TASK INSTRUCTIONS
Select from the data all lines with the word "spectrum".

RECORD EXCERPTS
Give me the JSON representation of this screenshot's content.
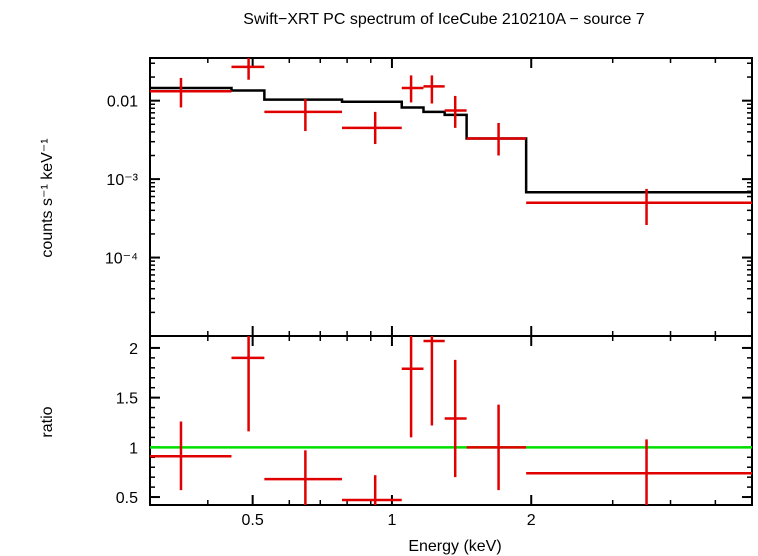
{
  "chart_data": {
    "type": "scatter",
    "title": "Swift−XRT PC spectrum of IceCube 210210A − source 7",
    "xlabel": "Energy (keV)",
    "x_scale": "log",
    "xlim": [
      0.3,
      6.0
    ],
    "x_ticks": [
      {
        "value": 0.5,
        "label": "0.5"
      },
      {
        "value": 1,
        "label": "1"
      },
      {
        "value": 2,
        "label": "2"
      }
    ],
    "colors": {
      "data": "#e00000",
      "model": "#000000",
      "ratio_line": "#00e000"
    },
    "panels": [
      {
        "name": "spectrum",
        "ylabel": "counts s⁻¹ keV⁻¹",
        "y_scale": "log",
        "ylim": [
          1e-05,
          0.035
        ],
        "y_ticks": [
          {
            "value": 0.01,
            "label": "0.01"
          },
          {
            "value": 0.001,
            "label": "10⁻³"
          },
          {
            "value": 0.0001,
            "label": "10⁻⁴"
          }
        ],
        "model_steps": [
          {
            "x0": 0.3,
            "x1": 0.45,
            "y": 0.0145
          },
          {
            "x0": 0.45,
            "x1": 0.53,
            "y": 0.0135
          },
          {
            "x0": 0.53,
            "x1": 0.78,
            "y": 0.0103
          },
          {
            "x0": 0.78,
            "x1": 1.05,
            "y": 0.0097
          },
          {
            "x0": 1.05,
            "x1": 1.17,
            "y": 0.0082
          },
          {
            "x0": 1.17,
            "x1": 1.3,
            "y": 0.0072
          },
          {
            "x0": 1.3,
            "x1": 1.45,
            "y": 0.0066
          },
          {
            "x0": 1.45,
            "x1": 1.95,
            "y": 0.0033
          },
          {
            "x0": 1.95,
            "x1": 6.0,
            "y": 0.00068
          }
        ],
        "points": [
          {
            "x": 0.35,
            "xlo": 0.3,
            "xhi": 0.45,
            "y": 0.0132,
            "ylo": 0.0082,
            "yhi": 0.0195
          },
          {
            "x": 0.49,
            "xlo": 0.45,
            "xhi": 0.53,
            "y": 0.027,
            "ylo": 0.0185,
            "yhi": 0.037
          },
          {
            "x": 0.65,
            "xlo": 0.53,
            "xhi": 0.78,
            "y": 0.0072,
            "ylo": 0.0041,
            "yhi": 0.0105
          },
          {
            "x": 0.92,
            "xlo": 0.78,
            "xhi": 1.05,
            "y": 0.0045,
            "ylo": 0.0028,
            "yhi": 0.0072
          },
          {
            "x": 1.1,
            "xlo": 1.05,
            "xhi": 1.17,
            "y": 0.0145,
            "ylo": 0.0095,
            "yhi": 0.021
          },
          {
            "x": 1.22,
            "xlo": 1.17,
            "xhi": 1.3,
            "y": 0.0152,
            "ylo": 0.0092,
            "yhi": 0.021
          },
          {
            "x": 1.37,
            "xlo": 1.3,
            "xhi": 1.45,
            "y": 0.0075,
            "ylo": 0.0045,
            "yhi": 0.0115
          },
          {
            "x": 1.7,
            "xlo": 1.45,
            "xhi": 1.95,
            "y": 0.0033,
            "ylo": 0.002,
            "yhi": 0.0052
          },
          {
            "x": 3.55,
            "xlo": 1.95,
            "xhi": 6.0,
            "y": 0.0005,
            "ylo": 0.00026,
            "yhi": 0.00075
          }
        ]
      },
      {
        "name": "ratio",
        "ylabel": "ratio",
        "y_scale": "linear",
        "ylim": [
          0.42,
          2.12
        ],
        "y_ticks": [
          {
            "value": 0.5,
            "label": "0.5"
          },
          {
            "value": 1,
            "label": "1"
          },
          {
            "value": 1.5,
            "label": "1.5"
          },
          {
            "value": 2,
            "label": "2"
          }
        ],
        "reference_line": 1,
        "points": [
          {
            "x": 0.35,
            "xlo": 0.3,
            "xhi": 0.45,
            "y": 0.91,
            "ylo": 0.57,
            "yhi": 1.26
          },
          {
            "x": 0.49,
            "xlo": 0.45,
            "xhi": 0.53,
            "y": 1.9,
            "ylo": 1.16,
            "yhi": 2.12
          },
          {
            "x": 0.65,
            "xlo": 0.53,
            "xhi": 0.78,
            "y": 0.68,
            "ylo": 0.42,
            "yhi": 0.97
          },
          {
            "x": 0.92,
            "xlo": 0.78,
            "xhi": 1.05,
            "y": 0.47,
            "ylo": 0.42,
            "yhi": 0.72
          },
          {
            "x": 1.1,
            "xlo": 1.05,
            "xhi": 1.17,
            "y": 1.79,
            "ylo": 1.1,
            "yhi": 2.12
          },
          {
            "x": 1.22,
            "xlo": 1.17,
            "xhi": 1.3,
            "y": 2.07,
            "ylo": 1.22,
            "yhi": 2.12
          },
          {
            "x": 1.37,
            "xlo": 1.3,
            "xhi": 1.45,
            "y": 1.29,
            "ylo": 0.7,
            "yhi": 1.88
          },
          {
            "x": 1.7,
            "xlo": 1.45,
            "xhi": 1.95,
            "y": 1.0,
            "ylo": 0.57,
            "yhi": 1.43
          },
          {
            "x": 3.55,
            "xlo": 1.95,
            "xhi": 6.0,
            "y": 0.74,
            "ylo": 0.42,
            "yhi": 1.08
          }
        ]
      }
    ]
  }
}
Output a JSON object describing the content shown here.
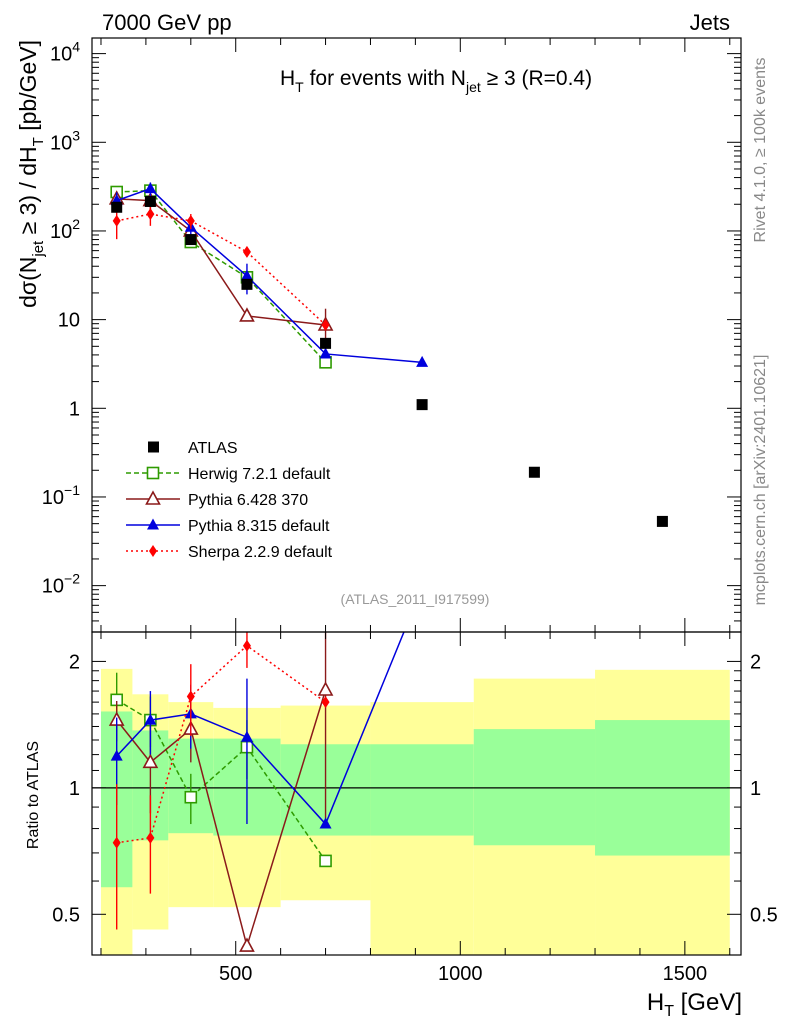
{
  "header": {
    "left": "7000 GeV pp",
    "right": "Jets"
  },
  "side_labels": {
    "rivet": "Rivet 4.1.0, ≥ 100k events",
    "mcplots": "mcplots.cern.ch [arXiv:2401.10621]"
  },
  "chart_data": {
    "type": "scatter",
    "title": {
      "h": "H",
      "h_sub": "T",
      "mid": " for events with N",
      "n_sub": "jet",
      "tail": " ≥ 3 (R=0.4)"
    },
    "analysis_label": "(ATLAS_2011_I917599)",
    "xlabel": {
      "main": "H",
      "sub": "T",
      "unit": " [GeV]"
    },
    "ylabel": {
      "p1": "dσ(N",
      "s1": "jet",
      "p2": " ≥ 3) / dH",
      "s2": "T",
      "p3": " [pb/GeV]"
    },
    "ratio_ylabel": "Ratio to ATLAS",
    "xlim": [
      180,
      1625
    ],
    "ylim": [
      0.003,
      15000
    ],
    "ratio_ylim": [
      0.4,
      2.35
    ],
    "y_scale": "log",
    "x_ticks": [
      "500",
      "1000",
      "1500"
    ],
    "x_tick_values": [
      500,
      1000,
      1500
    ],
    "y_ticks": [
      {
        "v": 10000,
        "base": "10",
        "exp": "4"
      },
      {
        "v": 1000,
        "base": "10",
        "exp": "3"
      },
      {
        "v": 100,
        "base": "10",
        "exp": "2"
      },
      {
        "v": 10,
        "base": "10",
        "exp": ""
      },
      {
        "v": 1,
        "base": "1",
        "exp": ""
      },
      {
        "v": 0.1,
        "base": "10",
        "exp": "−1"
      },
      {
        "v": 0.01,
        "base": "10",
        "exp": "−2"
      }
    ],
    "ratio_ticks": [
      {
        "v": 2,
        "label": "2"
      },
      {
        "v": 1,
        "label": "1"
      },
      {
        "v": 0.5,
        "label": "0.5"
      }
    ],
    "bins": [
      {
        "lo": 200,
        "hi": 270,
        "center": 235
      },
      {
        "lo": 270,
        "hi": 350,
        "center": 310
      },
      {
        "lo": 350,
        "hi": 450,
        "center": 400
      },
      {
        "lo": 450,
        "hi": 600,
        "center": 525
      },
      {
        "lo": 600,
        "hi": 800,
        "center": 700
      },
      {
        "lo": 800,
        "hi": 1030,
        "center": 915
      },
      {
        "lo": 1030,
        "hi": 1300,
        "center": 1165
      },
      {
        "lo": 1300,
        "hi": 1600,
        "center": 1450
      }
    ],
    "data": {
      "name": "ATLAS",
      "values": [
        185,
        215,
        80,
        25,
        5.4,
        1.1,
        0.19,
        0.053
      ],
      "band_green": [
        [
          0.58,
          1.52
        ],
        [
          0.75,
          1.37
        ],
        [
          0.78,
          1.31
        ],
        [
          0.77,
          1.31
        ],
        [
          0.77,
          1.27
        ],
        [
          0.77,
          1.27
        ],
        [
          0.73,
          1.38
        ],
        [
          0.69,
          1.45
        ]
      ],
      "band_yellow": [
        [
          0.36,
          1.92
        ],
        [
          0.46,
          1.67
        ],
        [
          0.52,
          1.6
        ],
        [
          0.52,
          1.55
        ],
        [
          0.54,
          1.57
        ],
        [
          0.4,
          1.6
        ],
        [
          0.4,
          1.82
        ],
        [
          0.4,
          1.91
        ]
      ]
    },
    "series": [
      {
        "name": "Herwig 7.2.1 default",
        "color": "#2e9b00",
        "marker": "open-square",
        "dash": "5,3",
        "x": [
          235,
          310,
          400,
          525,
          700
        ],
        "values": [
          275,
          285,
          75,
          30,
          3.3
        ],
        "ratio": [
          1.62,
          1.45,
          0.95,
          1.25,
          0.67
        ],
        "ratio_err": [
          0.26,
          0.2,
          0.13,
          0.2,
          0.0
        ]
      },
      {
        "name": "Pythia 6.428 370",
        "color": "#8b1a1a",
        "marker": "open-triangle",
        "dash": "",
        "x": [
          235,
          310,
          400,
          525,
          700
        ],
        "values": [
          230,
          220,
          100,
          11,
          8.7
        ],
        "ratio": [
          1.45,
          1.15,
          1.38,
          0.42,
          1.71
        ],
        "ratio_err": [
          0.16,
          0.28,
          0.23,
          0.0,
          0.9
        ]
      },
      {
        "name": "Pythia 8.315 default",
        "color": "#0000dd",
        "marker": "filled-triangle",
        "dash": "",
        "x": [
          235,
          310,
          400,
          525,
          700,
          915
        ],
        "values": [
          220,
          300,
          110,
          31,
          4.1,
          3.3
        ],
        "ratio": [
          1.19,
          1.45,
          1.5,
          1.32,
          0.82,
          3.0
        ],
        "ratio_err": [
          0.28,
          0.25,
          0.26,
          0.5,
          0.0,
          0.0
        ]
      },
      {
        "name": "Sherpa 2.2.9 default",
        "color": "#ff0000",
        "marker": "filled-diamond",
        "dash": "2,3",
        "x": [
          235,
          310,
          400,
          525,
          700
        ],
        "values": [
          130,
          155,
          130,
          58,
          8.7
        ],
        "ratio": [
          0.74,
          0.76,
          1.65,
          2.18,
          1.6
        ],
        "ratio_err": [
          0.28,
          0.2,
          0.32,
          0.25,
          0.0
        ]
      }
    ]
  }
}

ANSWER TO THIS PROBLEM
    "title": "Swift−XRT PC spectrum of IceCube 210210A − source 7",
        "name": "spectrum",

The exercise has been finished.